■ **Objective**:
Compile every line that includes the word "text".

■ **Record excerpts**:
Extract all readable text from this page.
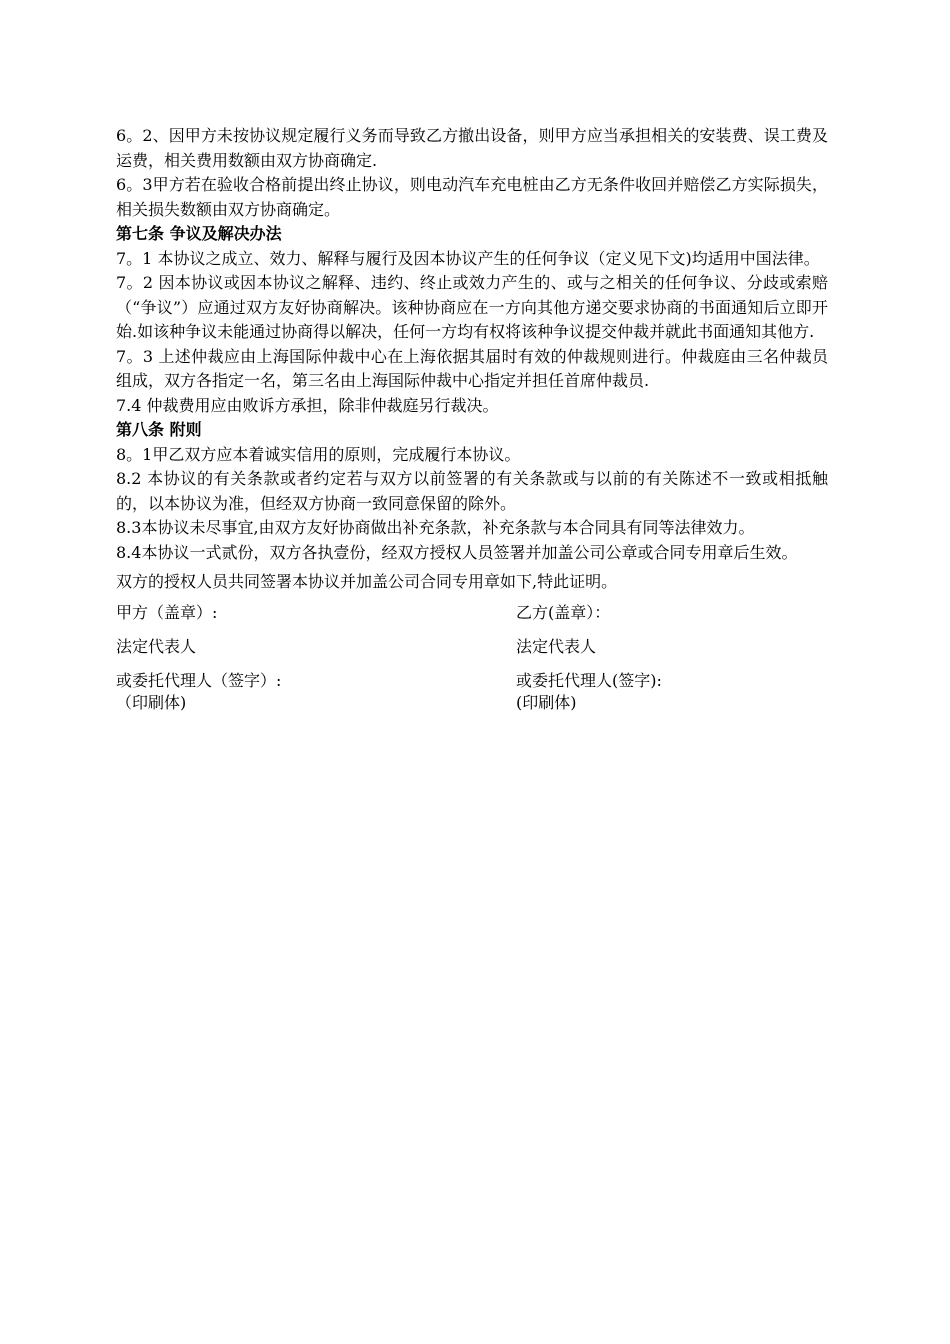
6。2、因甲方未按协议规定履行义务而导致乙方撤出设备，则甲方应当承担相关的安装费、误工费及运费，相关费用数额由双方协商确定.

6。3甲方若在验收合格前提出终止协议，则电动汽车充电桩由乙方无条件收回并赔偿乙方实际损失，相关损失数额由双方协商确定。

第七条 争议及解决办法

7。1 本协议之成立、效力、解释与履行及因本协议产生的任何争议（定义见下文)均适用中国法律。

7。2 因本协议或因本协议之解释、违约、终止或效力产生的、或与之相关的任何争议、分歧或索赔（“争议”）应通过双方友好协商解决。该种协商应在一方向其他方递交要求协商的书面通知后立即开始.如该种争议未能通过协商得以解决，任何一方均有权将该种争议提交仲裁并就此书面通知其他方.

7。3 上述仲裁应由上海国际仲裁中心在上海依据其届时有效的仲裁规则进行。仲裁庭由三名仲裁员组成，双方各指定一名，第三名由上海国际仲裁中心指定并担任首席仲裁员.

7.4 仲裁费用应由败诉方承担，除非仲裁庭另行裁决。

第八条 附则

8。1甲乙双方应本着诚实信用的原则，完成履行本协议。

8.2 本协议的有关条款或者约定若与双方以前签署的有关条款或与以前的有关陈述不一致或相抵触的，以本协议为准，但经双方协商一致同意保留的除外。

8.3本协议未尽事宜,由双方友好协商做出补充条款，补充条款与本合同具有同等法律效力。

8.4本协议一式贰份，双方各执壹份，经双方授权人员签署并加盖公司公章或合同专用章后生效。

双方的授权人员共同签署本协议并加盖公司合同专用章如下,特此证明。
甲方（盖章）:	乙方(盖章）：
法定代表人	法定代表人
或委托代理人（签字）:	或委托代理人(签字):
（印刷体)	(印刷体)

---

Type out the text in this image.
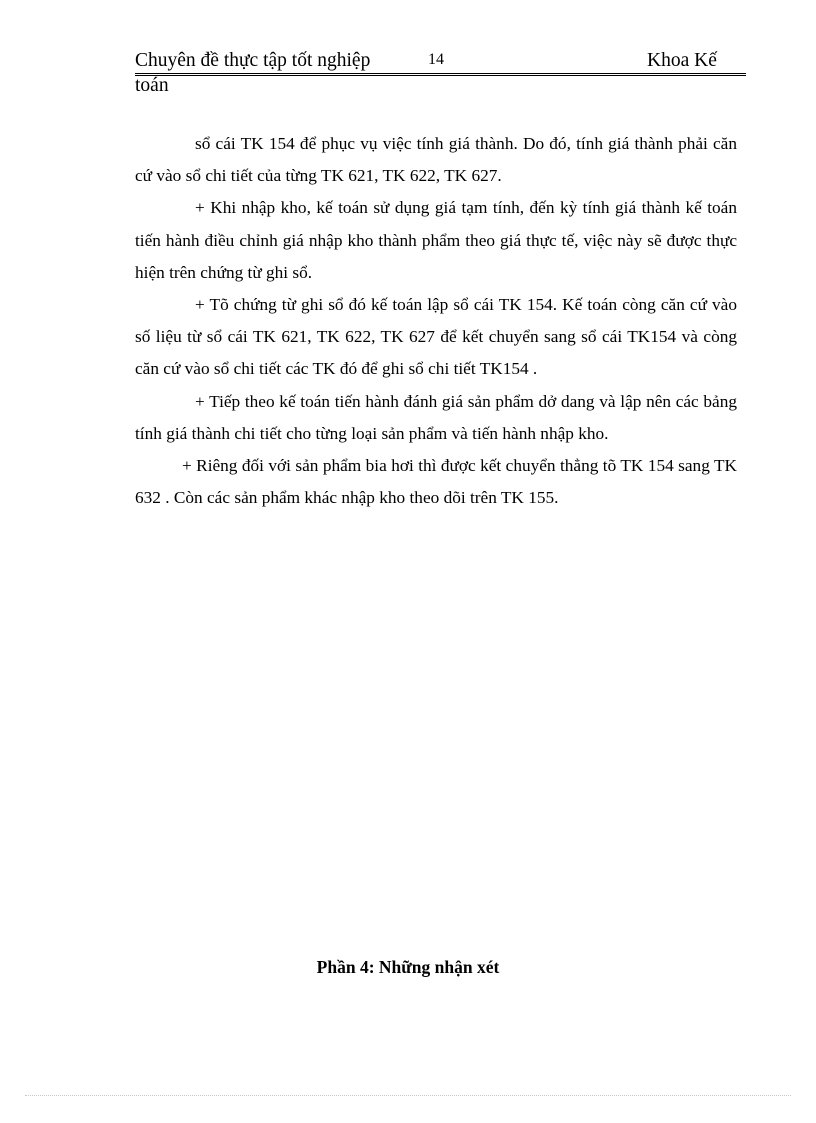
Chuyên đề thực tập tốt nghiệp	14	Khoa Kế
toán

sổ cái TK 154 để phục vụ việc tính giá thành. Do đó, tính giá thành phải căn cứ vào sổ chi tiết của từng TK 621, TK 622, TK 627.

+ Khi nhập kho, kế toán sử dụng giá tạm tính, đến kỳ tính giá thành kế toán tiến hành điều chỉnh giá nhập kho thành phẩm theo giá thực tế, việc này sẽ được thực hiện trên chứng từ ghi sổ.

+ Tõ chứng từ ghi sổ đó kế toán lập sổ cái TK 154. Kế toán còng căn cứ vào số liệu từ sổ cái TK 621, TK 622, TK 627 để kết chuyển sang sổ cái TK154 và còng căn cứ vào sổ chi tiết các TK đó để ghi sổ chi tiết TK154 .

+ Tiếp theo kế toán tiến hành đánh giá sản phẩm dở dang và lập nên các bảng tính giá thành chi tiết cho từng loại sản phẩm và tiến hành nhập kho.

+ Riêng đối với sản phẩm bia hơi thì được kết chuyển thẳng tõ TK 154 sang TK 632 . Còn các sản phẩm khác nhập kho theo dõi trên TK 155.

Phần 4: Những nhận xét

■ **Answer to the exercise**:
Extract all readable text from this page.
Type out the text in this image.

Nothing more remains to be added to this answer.